● **SHORT PROBLEM**
Return the full listing exactly as it is written.
= = = =
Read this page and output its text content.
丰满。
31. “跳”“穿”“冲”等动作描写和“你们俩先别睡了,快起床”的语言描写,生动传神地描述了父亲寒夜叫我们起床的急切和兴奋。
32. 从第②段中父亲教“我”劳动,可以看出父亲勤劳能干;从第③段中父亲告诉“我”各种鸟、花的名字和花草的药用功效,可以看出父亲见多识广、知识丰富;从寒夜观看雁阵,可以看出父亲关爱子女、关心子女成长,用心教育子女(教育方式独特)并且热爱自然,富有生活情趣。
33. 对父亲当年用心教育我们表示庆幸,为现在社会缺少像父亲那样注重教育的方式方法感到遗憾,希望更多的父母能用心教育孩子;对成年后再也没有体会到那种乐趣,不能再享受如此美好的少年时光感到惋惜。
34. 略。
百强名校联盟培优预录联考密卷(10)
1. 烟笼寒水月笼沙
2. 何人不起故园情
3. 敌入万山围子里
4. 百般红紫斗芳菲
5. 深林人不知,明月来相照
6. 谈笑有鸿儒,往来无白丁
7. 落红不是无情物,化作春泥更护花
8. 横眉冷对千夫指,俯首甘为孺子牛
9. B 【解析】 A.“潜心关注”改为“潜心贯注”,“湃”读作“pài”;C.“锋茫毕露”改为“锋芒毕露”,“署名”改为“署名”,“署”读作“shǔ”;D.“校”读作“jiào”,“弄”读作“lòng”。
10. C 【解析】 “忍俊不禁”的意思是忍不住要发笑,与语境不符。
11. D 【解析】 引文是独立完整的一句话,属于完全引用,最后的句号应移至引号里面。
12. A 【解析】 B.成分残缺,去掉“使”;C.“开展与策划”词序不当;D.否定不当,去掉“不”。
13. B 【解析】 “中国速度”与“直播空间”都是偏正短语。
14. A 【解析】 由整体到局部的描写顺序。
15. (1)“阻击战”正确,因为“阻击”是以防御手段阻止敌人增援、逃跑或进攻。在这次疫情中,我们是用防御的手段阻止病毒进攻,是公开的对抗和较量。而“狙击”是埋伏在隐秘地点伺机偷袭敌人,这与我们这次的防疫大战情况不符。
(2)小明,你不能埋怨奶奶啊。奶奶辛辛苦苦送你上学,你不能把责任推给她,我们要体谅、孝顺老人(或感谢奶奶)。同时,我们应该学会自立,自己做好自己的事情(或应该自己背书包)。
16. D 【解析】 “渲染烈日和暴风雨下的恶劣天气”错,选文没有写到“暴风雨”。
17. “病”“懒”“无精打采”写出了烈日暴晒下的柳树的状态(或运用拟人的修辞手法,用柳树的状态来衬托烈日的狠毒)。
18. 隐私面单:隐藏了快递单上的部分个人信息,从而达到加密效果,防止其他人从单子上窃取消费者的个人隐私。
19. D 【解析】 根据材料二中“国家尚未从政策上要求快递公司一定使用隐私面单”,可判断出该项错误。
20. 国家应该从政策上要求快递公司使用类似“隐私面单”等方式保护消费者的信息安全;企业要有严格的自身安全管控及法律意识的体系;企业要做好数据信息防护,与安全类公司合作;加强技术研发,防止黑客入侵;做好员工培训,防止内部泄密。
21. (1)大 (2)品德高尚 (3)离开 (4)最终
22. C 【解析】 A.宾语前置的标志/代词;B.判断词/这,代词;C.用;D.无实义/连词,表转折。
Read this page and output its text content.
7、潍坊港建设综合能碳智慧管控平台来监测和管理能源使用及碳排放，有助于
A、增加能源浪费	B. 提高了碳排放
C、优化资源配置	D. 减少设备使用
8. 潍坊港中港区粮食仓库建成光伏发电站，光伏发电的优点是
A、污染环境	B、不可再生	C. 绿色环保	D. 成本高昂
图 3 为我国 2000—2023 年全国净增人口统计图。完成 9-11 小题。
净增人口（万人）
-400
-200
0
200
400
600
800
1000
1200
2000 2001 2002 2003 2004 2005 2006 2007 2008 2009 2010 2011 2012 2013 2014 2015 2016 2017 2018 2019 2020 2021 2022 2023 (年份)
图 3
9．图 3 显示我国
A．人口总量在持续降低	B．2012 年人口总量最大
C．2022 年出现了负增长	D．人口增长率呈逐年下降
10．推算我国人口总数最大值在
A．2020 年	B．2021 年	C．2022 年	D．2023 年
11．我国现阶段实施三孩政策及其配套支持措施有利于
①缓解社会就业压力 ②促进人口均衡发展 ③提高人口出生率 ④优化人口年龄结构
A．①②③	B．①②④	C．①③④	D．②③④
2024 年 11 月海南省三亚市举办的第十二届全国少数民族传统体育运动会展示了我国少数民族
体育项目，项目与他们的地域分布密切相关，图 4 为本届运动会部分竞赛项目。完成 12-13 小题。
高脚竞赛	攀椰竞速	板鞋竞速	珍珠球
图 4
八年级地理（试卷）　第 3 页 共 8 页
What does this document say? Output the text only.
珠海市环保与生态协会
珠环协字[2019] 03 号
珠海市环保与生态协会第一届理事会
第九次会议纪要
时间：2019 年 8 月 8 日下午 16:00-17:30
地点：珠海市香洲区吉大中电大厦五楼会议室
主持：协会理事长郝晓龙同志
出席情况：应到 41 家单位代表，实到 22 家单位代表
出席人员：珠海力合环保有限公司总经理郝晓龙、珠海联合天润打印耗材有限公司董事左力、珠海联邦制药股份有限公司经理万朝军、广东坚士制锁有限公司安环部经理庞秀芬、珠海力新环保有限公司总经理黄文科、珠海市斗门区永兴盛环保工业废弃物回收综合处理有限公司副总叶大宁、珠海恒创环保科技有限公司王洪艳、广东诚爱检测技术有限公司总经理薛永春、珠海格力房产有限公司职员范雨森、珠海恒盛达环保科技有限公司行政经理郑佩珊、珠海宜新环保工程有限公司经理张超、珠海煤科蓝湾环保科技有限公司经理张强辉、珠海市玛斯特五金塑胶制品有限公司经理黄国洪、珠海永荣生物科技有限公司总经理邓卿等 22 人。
= = = =
● **OUTPUT OF THE TASK**
Read this page and output its text content.
丰满。
31. “跳”“穿”“冲”等动作描写和“你们俩先别睡了,快起床”的语言描写,生动传神地描述了父亲寒夜叫我们起床的急切和兴奋。
32. 从第②段中父亲教“我”劳动,可以看出父亲勤劳能干;从第③段中父亲告诉“我”各种鸟、花的名字和花草的药用功效,可以看出父亲见多识广、知识丰富;从寒夜观看雁阵,可以看出父亲关爱子女、关心子女成长,用心教育子女(教育方式独特)并且热爱自然,富有生活情趣。
33. 对父亲当年用心教育我们表示庆幸,为现在社会缺少像父亲那样注重教育的方式方法感到遗憾,希望更多的父母能用心教育孩子;对成年后再也没有体会到那种乐趣,不能再享受如此美好的少年时光感到惋惜。
34. 略。
百强名校联盟培优预录联考密卷(10)
1. 烟笼寒水月笼沙
2. 何人不起故园情
3. 敌入万山围子里
4. 百般红紫斗芳菲
5. 深林人不知,明月来相照
6. 谈笑有鸿儒,往来无白丁
7. 落红不是无情物,化作春泥更护花
8. 横眉冷对千夫指,俯首甘为孺子牛
9. B 【解析】 A.“潜心关注”改为“潜心贯注”,“湃”读作“pài”;C.“锋茫毕露”改为“锋芒毕露”,“署名”改为“署名”,“署”读作“shǔ”;D.“校”读作“jiào”,“弄”读作“lòng”。
10. C 【解析】 “忍俊不禁”的意思是忍不住要发笑,与语境不符。
11. D 【解析】 引文是独立完整的一句话,属于完全引用,最后的句号应移至引号里面。
12. A 【解析】 B.成分残缺,去掉“使”;C.“开展与策划”词序不当;D.否定不当,去掉“不”。
13. B 【解析】 “中国速度”与“直播空间”都是偏正短语。
14. A 【解析】 由整体到局部的描写顺序。
15. (1)“阻击战”正确,因为“阻击”是以防御手段阻止敌人增援、逃跑或进攻。在这次疫情中,我们是用防御的手段阻止病毒进攻,是公开的对抗和较量。而“狙击”是埋伏在隐秘地点伺机偷袭敌人,这与我们这次的防疫大战情况不符。
(2)小明,你不能埋怨奶奶啊。奶奶辛辛苦苦送你上学,你不能把责任推给她,我们要体谅、孝顺老人(或感谢奶奶)。同时,我们应该学会自立,自己做好自己的事情(或应该自己背书包)。
16. D 【解析】 “渲染烈日和暴风雨下的恶劣天气”错,选文没有写到“暴风雨”。
17. “病”“懒”“无精打采”写出了烈日暴晒下的柳树的状态(或运用拟人的修辞手法,用柳树的状态来衬托烈日的狠毒)。
18. 隐私面单:隐藏了快递单上的部分个人信息,从而达到加密效果,防止其他人从单子上窃取消费者的个人隐私。
19. D 【解析】 根据材料二中“国家尚未从政策上要求快递公司一定使用隐私面单”,可判断出该项错误。
20. 国家应该从政策上要求快递公司使用类似“隐私面单”等方式保护消费者的信息安全;企业要有严格的自身安全管控及法律意识的体系;企业要做好数据信息防护,与安全类公司合作;加强技术研发,防止黑客入侵;做好员工培训,防止内部泄密。
21. (1)大 (2)品德高尚 (3)离开 (4)最终
22. C 【解析】 A.宾语前置的标志/代词;B.判断词/这,代词;C.用;D.无实义/连词,表转折。
Read this page and output its text content.
7、潍坊港建设综合能碳智慧管控平台来监测和管理能源使用及碳排放，有助于
A、增加能源浪费	B. 提高了碳排放
C、优化资源配置	D. 减少设备使用
8. 潍坊港中港区粮食仓库建成光伏发电站，光伏发电的优点是
A、污染环境	B、不可再生	C. 绿色环保	D. 成本高昂
图 3 为我国 2000—2023 年全国净增人口统计图。完成 9-11 小题。
净增人口（万人）
-400
-200
0
200
400
600
800
1000
1200
2000 2001 2002 2003 2004 2005 2006 2007 2008 2009 2010 2011 2012 2013 2014 2015 2016 2017 2018 2019 2020 2021 2022 2023 (年份)
图 3
9．图 3 显示我国
A．人口总量在持续降低	B．2012 年人口总量最大
C．2022 年出现了负增长	D．人口增长率呈逐年下降
10．推算我国人口总数最大值在
A．2020 年	B．2021 年	C．2022 年	D．2023 年
11．我国现阶段实施三孩政策及其配套支持措施有利于
①缓解社会就业压力 ②促进人口均衡发展 ③提高人口出生率 ④优化人口年龄结构
A．①②③	B．①②④	C．①③④	D．②③④
2024 年 11 月海南省三亚市举办的第十二届全国少数民族传统体育运动会展示了我国少数民族
体育项目，项目与他们的地域分布密切相关，图 4 为本届运动会部分竞赛项目。完成 12-13 小题。
高脚竞赛	攀椰竞速	板鞋竞速	珍珠球
图 4
八年级地理（试卷）　第 3 页 共 8 页
What does this document say? Output the text only.
珠海市环保与生态协会
珠环协字[2019] 03 号
珠海市环保与生态协会第一届理事会
第九次会议纪要
时间：2019 年 8 月 8 日下午 16:00-17:30
地点：珠海市香洲区吉大中电大厦五楼会议室
主持：协会理事长郝晓龙同志
出席情况：应到 41 家单位代表，实到 22 家单位代表
出席人员：珠海力合环保有限公司总经理郝晓龙、珠海联合天润打印耗材有限公司董事左力、珠海联邦制药股份有限公司经理万朝军、广东坚士制锁有限公司安环部经理庞秀芬、珠海力新环保有限公司总经理黄文科、珠海市斗门区永兴盛环保工业废弃物回收综合处理有限公司副总叶大宁、珠海恒创环保科技有限公司王洪艳、广东诚爱检测技术有限公司总经理薛永春、珠海格力房产有限公司职员范雨森、珠海恒盛达环保科技有限公司行政经理郑佩珊、珠海宜新环保工程有限公司经理张超、珠海煤科蓝湾环保科技有限公司经理张强辉、珠海市玛斯特五金塑胶制品有限公司经理黄国洪、珠海永荣生物科技有限公司总经理邓卿等 22 人。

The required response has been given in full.